### Exercise instructions
Extract and list every line that contains the word "from".

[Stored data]

====================

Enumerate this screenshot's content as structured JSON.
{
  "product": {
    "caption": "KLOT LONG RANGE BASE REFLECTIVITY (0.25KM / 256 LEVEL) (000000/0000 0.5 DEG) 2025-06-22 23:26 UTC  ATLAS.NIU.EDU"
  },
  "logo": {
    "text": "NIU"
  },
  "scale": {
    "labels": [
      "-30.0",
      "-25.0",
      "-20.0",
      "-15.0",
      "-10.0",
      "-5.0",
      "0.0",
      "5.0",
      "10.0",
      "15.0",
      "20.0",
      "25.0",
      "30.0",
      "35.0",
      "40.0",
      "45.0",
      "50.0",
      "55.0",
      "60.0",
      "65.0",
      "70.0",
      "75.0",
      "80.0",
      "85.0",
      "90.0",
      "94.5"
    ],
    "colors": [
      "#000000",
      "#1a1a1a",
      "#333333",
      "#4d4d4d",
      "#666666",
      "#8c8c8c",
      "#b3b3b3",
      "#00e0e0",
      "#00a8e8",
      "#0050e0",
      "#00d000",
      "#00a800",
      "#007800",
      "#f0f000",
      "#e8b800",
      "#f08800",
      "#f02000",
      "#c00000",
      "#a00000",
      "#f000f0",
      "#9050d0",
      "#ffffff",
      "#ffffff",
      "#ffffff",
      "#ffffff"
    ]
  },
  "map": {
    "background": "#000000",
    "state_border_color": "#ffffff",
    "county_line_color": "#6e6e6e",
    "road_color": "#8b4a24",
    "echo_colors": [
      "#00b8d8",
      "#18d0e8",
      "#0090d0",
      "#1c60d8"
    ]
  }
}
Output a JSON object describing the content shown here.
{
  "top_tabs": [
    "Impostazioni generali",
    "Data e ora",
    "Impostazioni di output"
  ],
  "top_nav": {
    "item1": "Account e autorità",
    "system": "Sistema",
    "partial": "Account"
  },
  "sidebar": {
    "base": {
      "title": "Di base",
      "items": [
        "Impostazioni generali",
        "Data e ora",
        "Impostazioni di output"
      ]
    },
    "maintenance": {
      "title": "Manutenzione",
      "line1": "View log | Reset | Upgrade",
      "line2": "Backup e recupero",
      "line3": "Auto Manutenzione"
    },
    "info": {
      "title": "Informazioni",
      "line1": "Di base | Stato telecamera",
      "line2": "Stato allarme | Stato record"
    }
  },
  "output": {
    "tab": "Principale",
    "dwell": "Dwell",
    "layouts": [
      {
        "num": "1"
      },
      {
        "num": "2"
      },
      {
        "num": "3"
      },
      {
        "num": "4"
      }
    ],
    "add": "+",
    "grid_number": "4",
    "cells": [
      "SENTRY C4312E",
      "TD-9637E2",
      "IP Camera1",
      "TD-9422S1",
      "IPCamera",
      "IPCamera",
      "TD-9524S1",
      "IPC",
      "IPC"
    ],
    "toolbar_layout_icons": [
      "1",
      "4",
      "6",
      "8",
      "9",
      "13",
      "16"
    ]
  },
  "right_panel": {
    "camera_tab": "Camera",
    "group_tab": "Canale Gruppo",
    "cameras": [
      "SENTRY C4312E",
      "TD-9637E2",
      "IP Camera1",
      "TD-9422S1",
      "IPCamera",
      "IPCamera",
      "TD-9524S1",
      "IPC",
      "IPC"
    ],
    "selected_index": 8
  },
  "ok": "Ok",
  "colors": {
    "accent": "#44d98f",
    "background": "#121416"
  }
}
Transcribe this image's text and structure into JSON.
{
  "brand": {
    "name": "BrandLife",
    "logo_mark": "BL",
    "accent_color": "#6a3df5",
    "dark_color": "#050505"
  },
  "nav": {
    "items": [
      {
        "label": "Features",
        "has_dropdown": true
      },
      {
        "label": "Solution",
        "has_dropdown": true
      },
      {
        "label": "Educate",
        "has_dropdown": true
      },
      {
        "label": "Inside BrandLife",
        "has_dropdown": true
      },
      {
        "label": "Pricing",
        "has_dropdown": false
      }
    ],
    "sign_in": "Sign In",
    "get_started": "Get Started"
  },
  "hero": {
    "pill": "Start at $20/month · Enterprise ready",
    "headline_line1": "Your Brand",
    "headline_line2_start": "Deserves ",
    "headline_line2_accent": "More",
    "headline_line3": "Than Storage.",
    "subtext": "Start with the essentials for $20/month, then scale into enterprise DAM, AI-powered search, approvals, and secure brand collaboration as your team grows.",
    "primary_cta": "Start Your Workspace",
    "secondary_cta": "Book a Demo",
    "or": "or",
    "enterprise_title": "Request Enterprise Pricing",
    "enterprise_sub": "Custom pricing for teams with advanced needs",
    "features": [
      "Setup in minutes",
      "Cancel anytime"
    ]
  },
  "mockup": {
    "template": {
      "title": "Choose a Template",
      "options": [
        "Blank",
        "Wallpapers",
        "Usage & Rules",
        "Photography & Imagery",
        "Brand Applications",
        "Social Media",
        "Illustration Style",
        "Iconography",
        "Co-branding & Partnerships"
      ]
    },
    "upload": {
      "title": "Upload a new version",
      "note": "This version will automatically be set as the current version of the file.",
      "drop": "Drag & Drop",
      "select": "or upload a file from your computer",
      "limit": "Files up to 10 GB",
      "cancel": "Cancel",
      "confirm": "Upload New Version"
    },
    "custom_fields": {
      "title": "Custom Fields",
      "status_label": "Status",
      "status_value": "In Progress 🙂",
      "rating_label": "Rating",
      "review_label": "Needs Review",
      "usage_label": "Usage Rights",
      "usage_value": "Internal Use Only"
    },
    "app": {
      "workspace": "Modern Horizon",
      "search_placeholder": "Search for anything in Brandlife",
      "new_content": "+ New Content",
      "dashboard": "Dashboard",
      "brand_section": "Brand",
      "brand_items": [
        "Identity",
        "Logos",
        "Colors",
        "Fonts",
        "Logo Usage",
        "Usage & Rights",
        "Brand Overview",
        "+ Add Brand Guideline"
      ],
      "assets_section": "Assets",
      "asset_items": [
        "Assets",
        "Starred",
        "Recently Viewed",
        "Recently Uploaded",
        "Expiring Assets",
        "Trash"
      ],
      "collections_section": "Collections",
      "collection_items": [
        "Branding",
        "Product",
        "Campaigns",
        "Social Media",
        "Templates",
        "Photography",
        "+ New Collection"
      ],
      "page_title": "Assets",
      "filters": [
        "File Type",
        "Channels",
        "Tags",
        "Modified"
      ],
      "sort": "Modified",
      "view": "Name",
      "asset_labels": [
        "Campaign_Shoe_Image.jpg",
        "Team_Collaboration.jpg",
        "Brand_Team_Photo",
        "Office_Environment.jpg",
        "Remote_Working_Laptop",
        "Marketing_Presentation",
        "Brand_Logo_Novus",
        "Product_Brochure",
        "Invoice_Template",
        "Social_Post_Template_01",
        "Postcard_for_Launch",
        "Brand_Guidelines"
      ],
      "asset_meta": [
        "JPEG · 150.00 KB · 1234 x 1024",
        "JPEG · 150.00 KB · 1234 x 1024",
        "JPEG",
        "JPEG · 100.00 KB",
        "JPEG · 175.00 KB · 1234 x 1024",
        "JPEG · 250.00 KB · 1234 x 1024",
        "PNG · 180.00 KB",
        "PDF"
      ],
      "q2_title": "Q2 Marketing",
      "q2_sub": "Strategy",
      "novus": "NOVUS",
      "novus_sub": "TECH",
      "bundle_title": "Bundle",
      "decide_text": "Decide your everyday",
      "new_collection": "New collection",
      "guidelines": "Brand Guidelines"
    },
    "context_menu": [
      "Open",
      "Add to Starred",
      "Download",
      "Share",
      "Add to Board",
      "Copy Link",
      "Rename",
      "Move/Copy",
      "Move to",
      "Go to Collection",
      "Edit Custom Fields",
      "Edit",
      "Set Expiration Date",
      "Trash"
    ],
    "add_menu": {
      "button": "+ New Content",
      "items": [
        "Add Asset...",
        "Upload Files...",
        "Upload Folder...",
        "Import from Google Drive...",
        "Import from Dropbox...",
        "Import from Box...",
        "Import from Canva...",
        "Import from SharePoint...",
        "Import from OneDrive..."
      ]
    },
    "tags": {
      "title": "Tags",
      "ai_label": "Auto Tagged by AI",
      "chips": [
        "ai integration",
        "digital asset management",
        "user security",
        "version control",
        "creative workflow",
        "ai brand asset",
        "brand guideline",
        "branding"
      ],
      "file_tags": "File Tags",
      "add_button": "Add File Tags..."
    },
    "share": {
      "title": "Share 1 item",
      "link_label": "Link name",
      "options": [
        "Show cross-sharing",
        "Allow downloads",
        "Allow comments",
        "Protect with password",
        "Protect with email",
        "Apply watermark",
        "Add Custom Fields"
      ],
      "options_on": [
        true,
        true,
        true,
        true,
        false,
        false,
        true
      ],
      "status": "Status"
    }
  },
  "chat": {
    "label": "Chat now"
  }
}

====================

### Worked answer
      "select": "or upload a file from your computer",
        "Import from Google Drive...",
        "Import from Dropbox...",
        "Import from Box...",
        "Import from Canva...",
        "Import from SharePoint...",
        "Import from OneDrive..."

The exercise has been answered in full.